(WHAT IS REQUIRED) Find the word "country" in the material below and gather every line that contains it.

[Collected data entries]
-.-.-
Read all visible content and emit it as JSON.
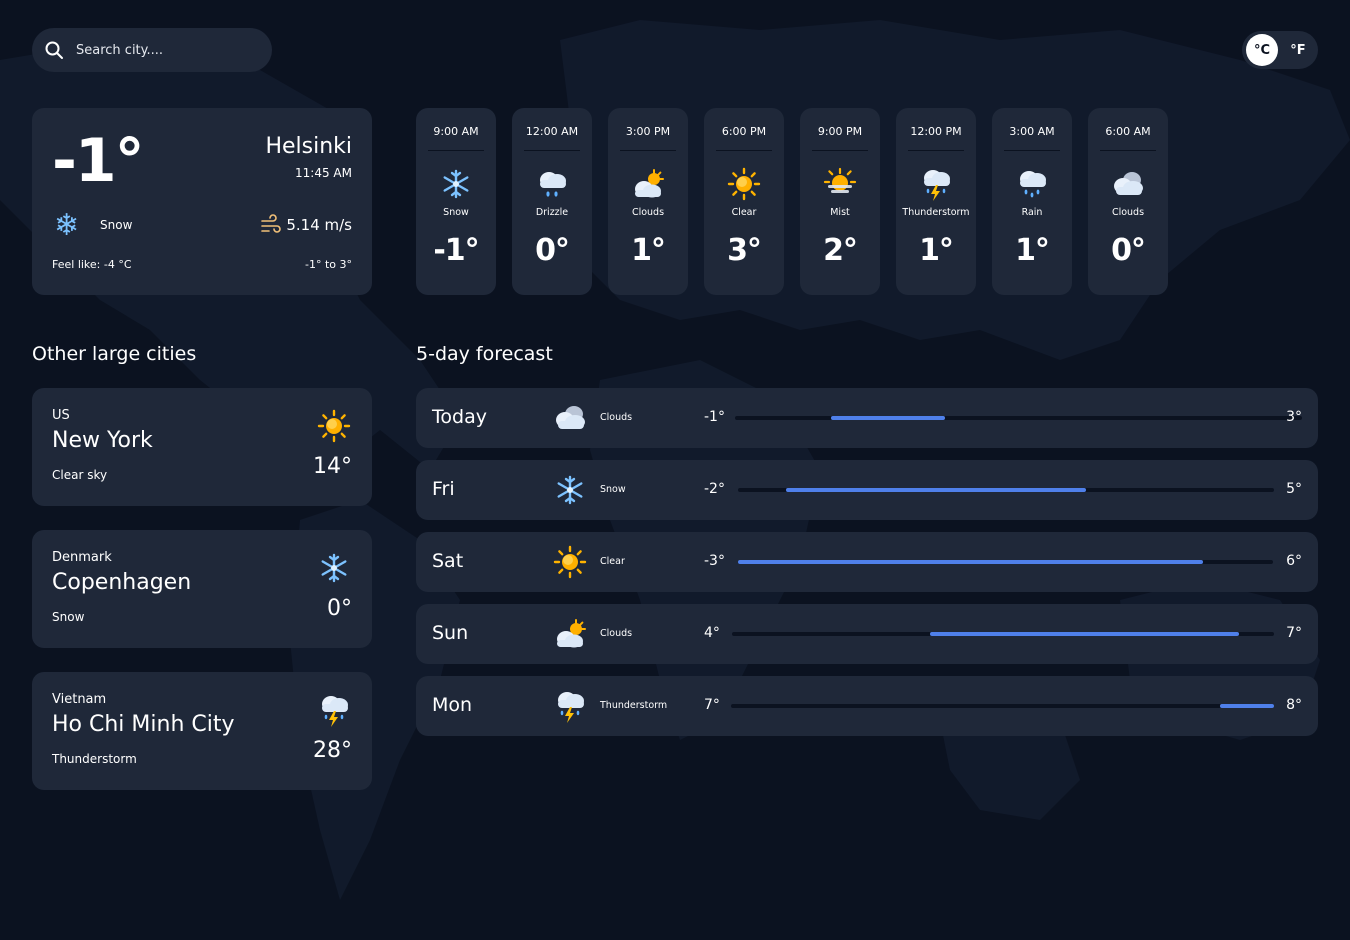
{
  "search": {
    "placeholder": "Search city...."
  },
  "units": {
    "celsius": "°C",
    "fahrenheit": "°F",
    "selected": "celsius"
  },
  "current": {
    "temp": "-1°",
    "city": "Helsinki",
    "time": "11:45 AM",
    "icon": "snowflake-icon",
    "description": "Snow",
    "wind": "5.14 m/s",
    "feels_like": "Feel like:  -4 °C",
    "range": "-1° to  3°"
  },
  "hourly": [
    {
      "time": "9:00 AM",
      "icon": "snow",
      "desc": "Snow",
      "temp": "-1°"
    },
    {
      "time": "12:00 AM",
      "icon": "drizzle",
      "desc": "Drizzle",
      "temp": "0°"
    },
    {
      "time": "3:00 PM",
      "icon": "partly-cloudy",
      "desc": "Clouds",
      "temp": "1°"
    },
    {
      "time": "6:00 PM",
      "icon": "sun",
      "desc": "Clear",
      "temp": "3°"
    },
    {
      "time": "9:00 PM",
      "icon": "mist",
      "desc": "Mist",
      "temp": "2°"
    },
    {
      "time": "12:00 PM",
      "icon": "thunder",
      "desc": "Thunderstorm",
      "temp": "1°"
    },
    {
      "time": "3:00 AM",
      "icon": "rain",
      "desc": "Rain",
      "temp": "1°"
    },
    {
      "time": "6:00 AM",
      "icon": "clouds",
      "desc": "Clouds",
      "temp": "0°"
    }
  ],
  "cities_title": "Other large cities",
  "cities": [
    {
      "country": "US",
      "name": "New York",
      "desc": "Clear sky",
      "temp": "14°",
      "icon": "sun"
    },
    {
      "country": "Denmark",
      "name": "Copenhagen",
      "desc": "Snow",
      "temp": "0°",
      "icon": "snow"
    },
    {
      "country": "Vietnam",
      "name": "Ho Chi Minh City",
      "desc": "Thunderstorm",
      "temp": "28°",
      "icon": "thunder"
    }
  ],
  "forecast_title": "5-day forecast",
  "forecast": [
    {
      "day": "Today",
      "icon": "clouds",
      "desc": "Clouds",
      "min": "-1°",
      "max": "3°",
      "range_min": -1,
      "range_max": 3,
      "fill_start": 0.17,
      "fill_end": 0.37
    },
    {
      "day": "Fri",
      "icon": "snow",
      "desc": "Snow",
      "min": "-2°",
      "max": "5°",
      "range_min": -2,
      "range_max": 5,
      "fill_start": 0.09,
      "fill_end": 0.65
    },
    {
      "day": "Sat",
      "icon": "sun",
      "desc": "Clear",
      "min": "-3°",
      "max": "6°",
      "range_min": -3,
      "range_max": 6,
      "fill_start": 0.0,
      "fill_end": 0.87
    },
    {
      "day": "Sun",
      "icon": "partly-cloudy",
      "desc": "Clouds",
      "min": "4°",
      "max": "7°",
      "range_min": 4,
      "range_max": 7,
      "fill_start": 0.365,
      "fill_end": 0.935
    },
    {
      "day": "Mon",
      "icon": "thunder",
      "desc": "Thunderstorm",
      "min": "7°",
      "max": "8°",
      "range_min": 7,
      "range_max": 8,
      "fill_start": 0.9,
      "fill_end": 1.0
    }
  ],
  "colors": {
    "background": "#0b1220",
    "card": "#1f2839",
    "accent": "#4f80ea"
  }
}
-.-.-
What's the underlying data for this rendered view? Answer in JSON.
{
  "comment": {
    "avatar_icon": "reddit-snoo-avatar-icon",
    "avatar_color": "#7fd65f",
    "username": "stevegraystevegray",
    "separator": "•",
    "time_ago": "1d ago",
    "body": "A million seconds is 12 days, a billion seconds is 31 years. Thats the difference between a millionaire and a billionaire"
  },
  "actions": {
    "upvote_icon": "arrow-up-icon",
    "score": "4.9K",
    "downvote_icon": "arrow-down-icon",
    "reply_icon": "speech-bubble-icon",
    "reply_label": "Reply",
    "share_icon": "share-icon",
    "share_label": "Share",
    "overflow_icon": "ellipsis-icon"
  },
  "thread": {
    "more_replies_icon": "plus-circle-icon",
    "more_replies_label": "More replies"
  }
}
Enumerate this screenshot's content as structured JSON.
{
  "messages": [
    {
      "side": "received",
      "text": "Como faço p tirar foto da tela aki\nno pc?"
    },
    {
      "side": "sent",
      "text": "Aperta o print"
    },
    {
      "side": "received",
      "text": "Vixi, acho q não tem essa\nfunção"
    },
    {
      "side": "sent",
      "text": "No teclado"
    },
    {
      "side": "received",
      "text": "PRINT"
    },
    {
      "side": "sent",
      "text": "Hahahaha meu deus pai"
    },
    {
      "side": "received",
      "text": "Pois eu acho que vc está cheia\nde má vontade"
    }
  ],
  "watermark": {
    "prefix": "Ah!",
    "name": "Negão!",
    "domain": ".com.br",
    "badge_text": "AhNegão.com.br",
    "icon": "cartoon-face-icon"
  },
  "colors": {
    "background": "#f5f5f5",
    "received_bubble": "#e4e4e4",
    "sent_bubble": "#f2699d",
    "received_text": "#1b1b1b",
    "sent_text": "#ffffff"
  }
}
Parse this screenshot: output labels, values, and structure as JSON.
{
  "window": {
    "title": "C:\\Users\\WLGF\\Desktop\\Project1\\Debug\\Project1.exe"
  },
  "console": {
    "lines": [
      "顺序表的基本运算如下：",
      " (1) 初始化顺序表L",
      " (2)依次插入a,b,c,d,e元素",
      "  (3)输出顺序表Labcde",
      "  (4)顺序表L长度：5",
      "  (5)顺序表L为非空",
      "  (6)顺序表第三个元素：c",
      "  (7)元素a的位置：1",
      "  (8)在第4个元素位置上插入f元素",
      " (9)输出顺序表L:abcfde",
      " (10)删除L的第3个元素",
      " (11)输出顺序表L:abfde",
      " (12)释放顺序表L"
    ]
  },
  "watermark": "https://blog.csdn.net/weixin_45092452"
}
-.-.-
(EXERCISE SOLUTION)
      "country": "US",
      "country": "Denmark",
      "country": "Vietnam",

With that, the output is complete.